[start of Extracted records]
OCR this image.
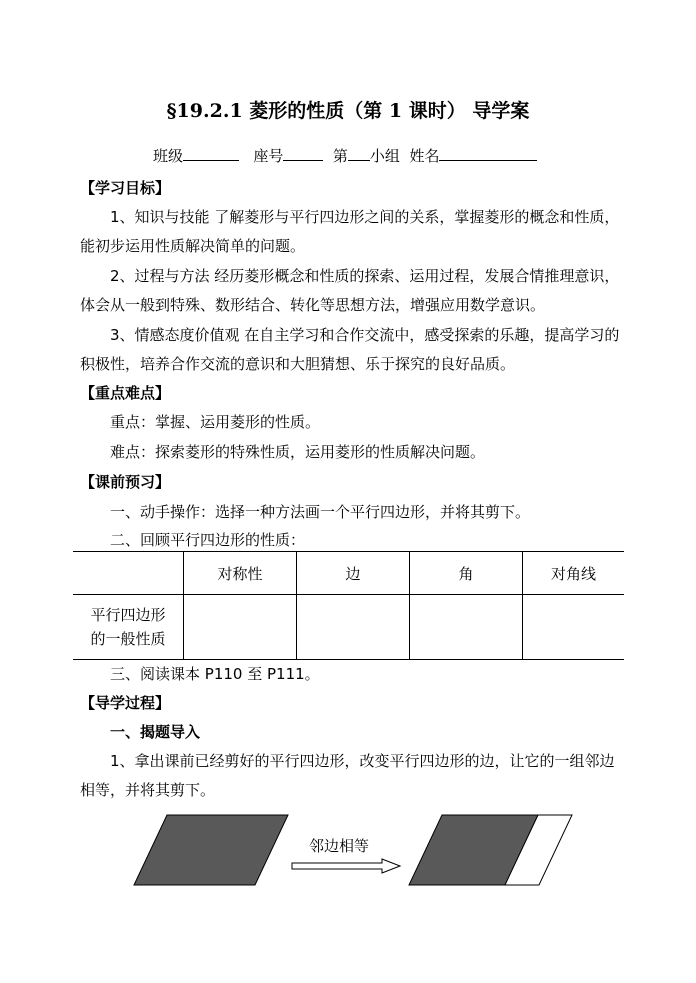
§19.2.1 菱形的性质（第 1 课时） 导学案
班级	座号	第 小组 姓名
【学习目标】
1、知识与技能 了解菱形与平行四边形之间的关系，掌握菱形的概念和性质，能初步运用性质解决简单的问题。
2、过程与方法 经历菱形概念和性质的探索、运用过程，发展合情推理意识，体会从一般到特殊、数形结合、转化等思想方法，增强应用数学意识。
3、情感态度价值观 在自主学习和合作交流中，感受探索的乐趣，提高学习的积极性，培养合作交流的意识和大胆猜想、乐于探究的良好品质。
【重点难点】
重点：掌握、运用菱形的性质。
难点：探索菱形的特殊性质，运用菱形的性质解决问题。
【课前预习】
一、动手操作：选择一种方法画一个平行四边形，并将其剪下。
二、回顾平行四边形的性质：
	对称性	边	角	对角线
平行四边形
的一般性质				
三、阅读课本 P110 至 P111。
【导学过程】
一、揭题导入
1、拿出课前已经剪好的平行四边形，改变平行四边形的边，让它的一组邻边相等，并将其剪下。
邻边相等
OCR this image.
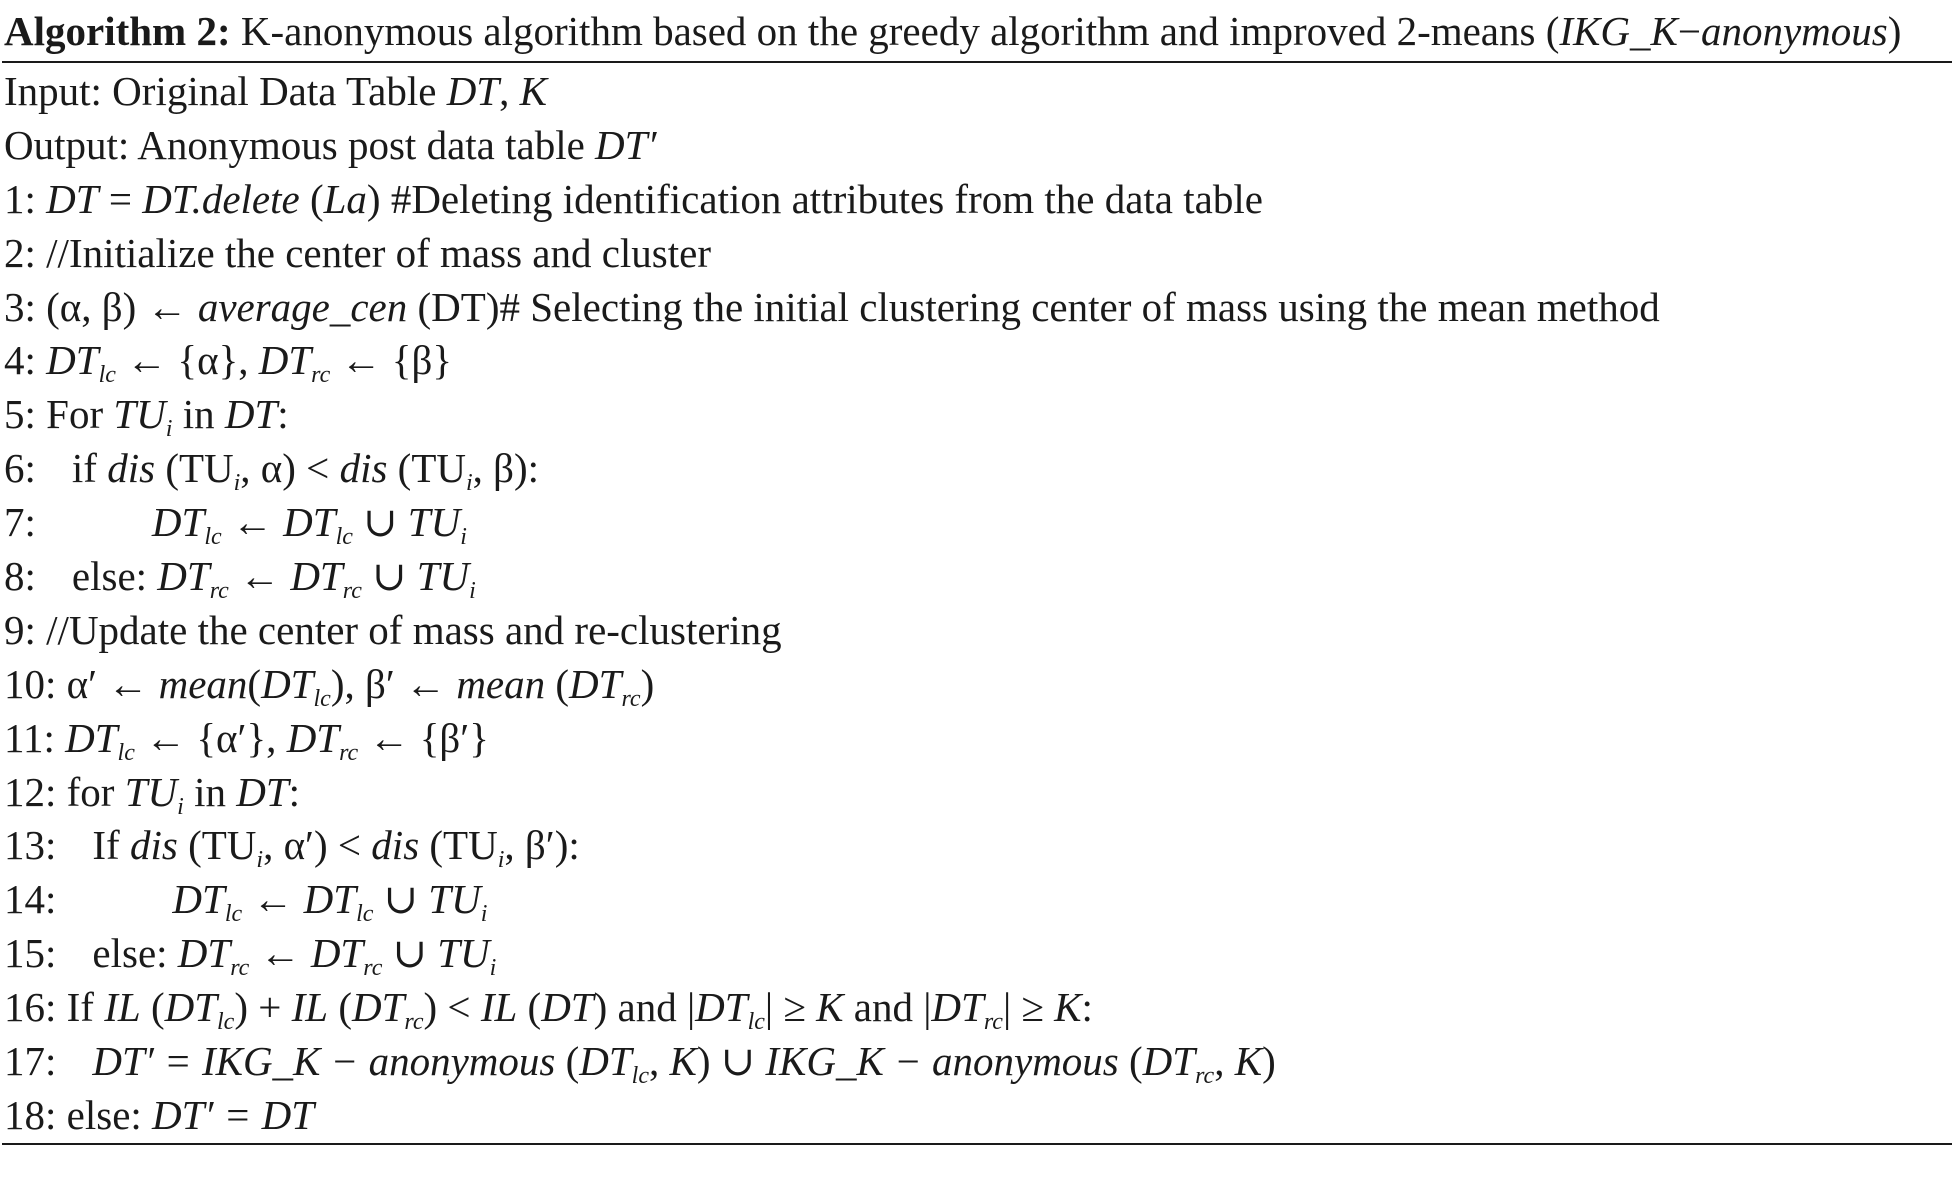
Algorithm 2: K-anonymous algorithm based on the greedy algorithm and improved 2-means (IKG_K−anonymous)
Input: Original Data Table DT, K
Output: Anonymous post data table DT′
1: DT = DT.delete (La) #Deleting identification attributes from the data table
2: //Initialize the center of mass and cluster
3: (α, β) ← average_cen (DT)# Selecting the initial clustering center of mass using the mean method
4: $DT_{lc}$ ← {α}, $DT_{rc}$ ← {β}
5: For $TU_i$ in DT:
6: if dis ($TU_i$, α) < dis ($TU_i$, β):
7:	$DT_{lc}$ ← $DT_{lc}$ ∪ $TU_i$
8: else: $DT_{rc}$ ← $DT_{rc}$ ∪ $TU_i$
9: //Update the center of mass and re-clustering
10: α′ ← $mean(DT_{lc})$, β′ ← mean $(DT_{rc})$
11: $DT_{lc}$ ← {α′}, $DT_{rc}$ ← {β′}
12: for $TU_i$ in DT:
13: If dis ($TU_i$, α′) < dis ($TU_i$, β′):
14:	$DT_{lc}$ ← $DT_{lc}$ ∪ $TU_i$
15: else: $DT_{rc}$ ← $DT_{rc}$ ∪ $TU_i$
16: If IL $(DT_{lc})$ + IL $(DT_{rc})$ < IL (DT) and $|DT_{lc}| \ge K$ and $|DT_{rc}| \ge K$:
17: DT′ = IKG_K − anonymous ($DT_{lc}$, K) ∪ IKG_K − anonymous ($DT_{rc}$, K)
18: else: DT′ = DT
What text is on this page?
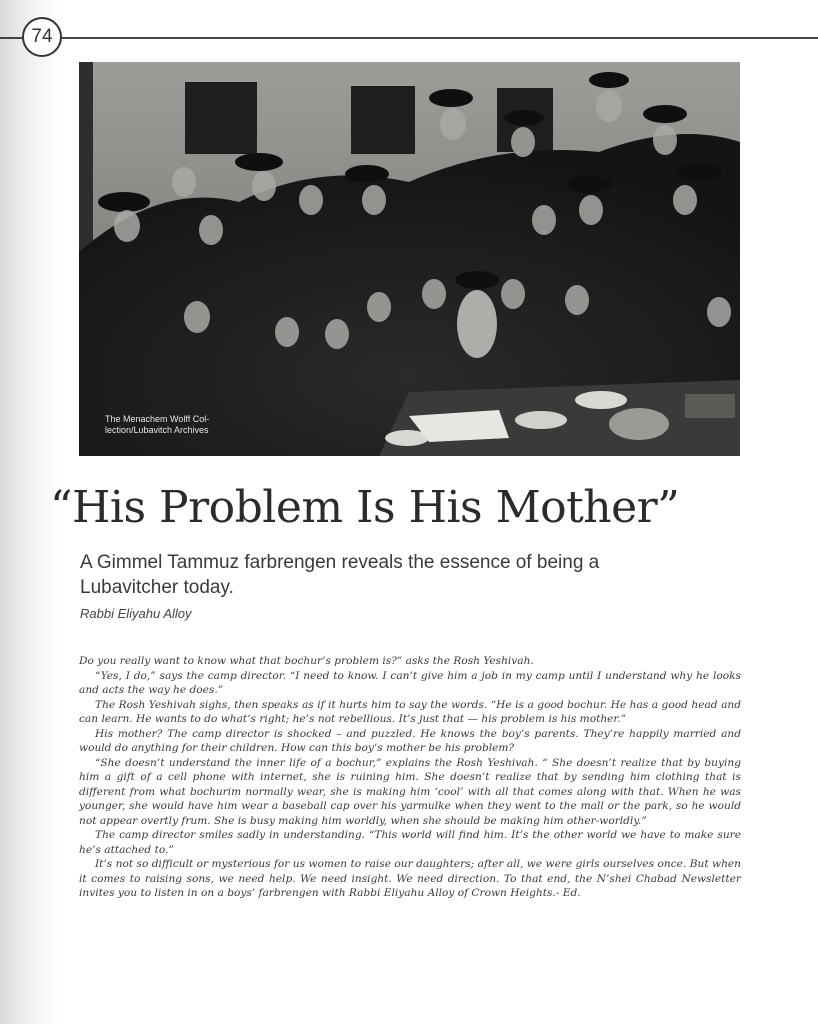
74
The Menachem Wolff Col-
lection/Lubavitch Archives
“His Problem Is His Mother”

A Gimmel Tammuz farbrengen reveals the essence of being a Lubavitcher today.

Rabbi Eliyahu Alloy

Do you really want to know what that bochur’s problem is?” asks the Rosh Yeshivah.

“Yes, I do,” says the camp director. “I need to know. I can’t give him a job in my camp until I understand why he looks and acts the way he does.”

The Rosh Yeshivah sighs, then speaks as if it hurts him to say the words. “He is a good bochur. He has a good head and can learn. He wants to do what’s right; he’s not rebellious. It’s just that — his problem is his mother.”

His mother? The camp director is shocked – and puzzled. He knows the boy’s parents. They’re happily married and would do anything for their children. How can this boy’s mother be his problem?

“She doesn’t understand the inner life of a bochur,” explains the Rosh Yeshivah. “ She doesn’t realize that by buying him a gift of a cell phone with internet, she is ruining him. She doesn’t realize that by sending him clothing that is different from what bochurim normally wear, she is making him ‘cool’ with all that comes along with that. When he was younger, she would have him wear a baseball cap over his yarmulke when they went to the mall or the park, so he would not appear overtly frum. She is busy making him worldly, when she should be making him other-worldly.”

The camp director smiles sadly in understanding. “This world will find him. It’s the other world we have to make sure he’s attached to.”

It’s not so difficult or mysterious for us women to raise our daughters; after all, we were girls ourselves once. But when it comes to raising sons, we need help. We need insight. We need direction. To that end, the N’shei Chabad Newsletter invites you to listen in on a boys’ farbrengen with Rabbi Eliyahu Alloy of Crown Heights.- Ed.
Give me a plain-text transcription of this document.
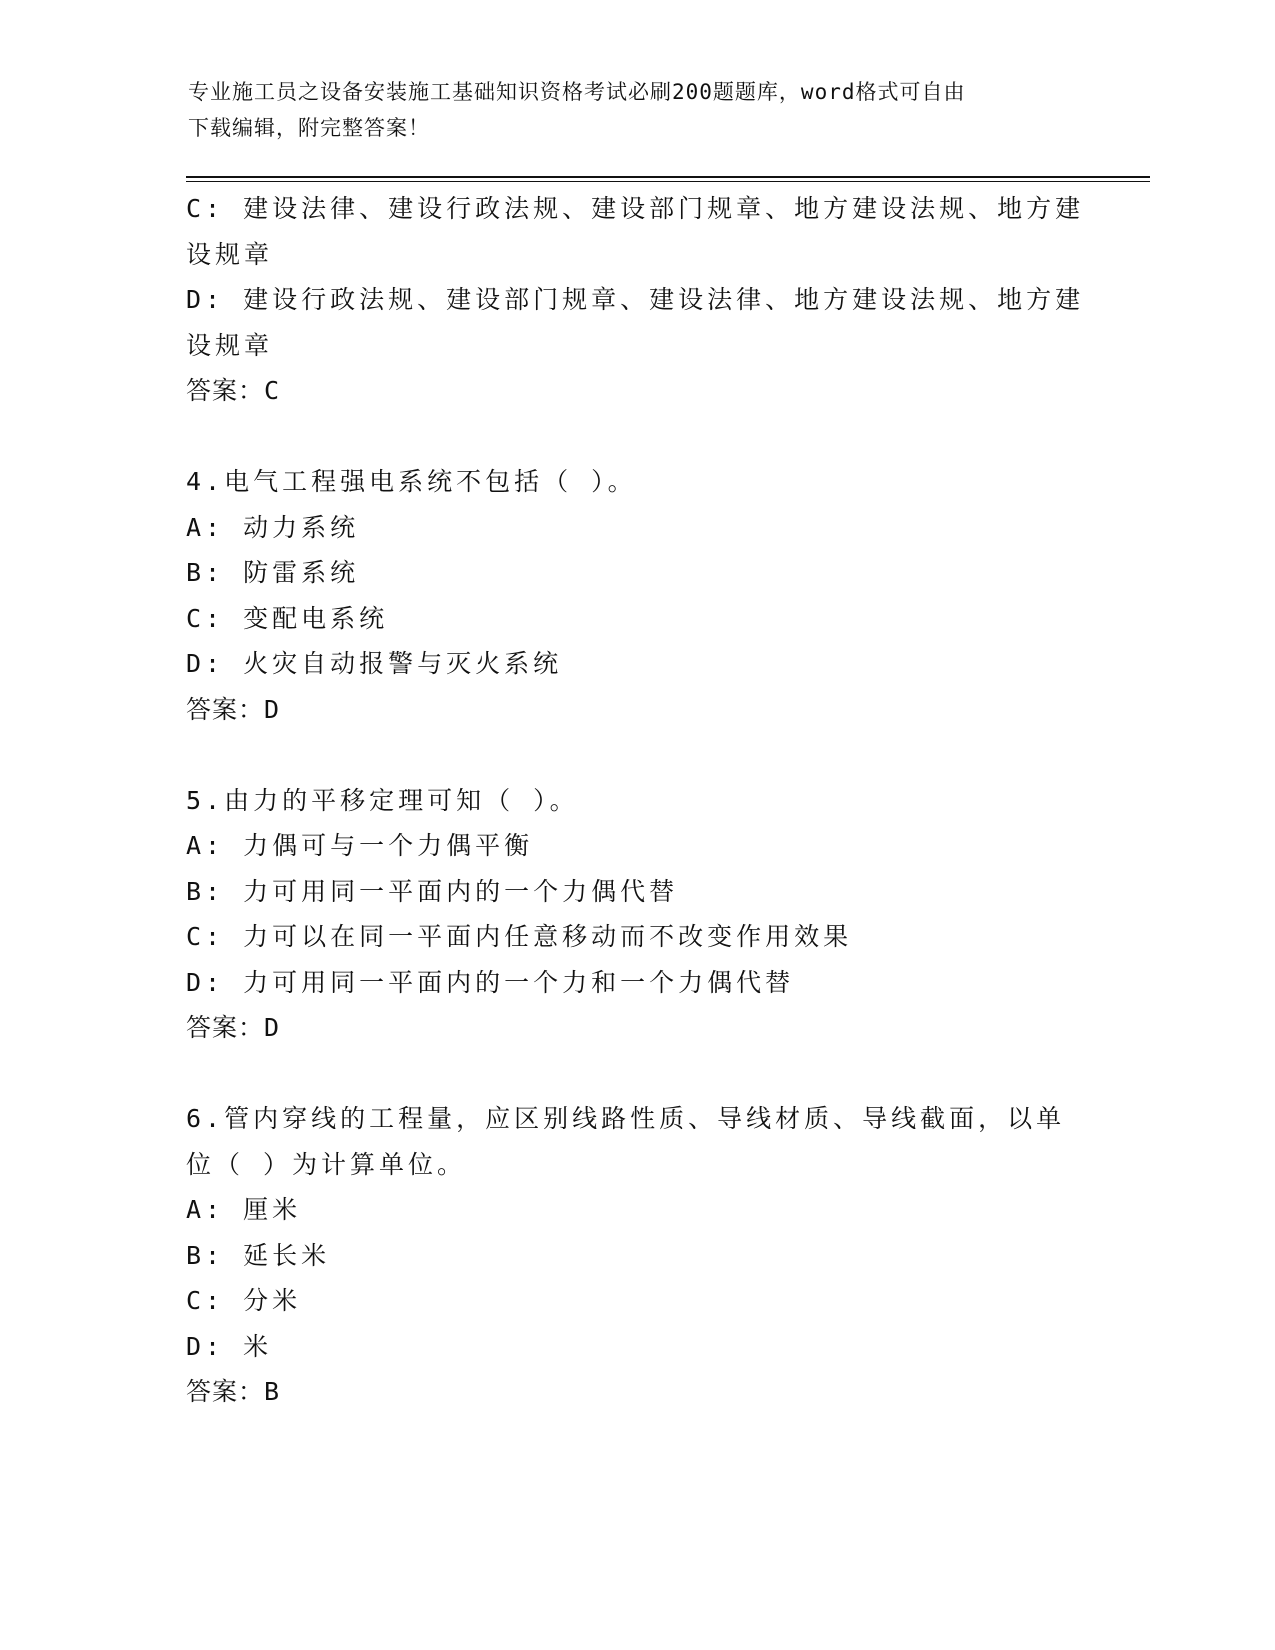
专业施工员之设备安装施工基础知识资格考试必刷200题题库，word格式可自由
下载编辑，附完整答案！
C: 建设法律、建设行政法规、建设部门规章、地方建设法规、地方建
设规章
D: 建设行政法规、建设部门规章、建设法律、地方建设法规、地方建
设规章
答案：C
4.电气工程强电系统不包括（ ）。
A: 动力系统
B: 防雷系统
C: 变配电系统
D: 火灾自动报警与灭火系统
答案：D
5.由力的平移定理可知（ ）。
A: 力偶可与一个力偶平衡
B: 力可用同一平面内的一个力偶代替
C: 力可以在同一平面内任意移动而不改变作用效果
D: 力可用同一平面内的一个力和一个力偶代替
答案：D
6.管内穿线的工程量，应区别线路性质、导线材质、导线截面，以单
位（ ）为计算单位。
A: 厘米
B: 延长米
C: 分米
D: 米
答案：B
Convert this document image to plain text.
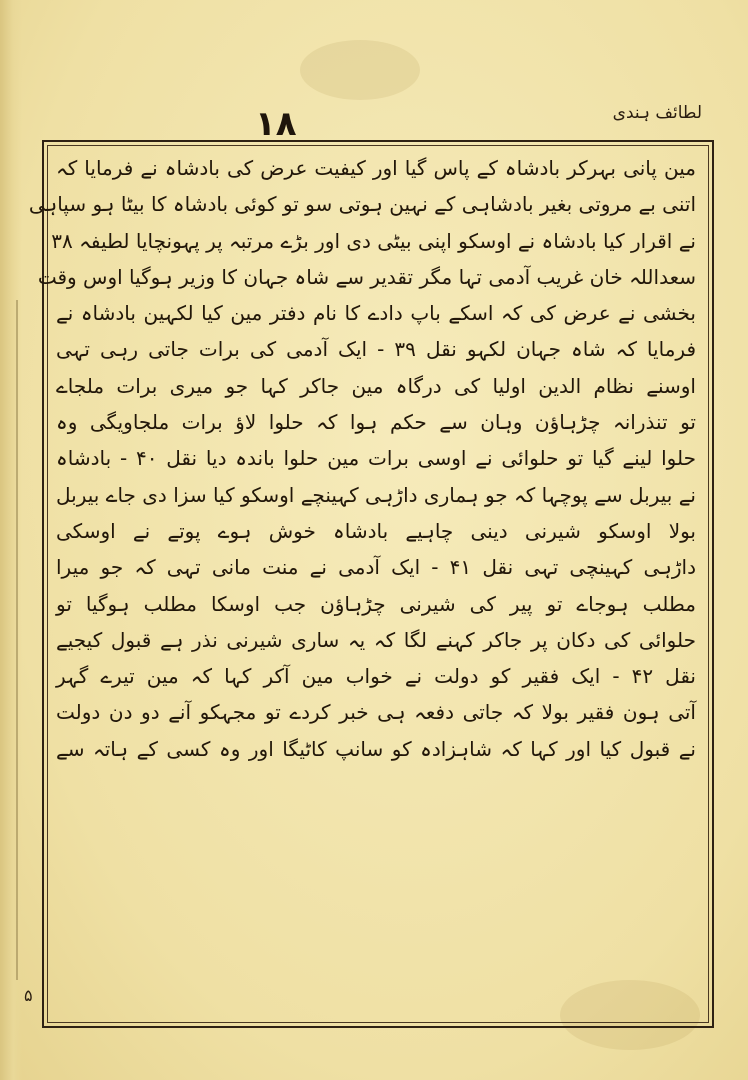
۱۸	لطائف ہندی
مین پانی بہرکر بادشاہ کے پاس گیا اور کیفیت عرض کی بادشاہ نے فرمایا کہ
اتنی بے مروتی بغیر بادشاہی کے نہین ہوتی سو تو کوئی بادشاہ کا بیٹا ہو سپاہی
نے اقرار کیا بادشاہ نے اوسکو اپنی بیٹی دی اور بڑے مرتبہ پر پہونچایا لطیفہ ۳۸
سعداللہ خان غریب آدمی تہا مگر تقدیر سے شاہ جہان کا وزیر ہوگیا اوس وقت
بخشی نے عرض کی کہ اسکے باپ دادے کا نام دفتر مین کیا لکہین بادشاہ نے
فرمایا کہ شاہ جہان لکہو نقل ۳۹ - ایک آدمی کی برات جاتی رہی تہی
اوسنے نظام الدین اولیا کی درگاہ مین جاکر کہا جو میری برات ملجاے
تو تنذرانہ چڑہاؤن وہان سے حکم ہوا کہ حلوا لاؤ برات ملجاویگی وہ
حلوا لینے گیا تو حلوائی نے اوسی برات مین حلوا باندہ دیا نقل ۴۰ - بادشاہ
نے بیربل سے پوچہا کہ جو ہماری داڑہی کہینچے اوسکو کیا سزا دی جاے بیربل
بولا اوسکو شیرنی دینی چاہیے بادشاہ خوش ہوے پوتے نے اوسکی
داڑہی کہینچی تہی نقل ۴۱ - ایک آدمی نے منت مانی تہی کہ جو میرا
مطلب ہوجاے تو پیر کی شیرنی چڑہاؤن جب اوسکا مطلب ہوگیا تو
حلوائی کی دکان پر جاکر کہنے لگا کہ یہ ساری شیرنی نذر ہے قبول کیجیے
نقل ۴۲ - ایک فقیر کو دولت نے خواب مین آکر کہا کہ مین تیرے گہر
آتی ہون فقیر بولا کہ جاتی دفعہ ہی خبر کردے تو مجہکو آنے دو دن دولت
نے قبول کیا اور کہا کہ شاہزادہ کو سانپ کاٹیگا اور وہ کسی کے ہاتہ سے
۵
[end of Extracted records]
Task directions: Lines that hold "جاکر" are the ones to copy; find all of them.

Solution to this task:
اوسنے نظام الدین اولیا کی درگاہ مین جاکر کہا جو میری برات ملجاے
حلوائی کی دکان پر جاکر کہنے لگا کہ یہ ساری شیرنی نذر ہے قبول کیجیے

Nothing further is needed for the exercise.